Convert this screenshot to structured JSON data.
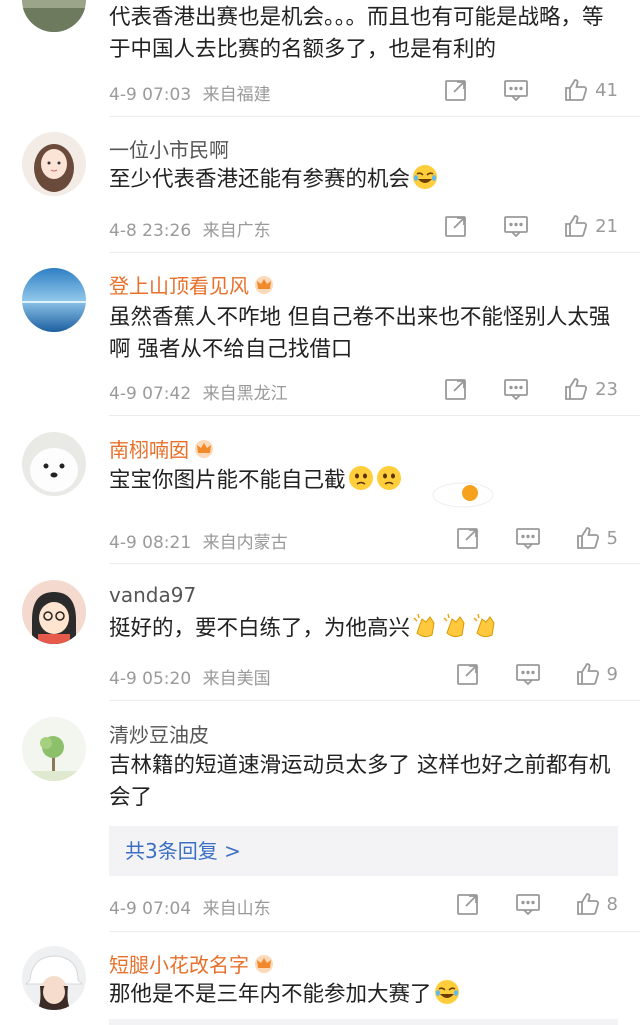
{
  "comments": [
    {
      "name": "",
      "text": "代表香港出赛也是机会。。。而且也有可能是战略，等于中国人去比赛的名额多了，也是有利的",
      "time": "4-9 07:03",
      "location": "来自福建",
      "likes": "41"
    },
    {
      "name": "一位小市民啊",
      "text": "至少代表香港还能有参赛的机会",
      "time": "4-8 23:26",
      "location": "来自广东",
      "likes": "21"
    },
    {
      "name": "登上山顶看见风",
      "text": "虽然香蕉人不咋地 但自己卷不出来也不能怪别人太强啊 强者从不给自己找借口",
      "time": "4-9 07:42",
      "location": "来自黑龙江",
      "likes": "23"
    },
    {
      "name": "南栩喃囡",
      "text": "宝宝你图片能不能自己截",
      "time": "4-9 08:21",
      "location": "来自内蒙古",
      "likes": "5"
    },
    {
      "name": "vanda97",
      "text": "挺好的，要不白练了，为他高兴",
      "time": "4-9 05:20",
      "location": "来自美国",
      "likes": "9"
    },
    {
      "name": "清炒豆油皮",
      "text": "吉林籍的短道速滑运动员太多了 这样也好之前都有机会了",
      "reply_label": "共3条回复 >",
      "time": "4-9 07:04",
      "location": "来自山东",
      "likes": "8"
    },
    {
      "name": "短腿小花改名字",
      "text": "那他是不是三年内不能参加大赛了"
    }
  ],
  "colors": {
    "vip_name": "#e8702a",
    "normal_name": "#555555",
    "link": "#3a6fc4",
    "meta": "#9a9a9a"
  },
  "icons": [
    "share-icon",
    "comment-icon",
    "like-icon",
    "crown-icon"
  ]
}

########

### [Exercise objective]
Using the material above, work out how many lines contain the string "time". Give that number alone.

### [Finished task]
6